'''

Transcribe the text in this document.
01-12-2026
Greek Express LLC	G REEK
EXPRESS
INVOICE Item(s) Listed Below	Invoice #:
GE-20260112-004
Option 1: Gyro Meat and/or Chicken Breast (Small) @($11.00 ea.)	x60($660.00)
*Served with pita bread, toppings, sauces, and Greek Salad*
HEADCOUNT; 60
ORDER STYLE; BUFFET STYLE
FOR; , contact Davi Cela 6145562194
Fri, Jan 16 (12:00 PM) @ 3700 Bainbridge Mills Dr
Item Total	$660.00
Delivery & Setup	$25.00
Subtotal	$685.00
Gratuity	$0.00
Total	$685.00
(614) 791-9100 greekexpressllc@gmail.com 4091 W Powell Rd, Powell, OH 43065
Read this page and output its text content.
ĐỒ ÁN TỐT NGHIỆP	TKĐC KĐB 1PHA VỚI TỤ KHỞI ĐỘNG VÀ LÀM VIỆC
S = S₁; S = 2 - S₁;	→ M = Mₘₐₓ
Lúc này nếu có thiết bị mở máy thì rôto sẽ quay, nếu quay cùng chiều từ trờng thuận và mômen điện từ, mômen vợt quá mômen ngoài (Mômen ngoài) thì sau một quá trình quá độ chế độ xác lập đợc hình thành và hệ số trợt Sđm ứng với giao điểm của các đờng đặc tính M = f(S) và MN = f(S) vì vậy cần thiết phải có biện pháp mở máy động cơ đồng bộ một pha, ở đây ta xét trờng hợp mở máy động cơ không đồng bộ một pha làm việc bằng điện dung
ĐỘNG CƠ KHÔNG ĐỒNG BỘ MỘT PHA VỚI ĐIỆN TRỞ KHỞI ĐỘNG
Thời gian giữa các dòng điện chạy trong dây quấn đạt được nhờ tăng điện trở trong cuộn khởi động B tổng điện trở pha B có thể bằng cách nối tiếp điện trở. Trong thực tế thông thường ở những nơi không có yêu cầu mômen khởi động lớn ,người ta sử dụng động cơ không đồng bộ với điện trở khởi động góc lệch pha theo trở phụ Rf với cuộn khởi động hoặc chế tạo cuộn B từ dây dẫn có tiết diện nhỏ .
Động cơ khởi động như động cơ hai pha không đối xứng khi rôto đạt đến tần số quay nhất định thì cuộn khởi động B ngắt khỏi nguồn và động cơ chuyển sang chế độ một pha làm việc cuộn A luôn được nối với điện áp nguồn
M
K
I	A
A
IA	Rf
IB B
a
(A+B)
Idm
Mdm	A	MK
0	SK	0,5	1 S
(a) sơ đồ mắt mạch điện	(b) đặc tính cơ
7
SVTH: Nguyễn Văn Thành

'''

Select every line above that contains the word "this", and copy it.

◆ **SOLVED EXERCISE**:
Transcribe the text in this document.
Read this page and output its text content.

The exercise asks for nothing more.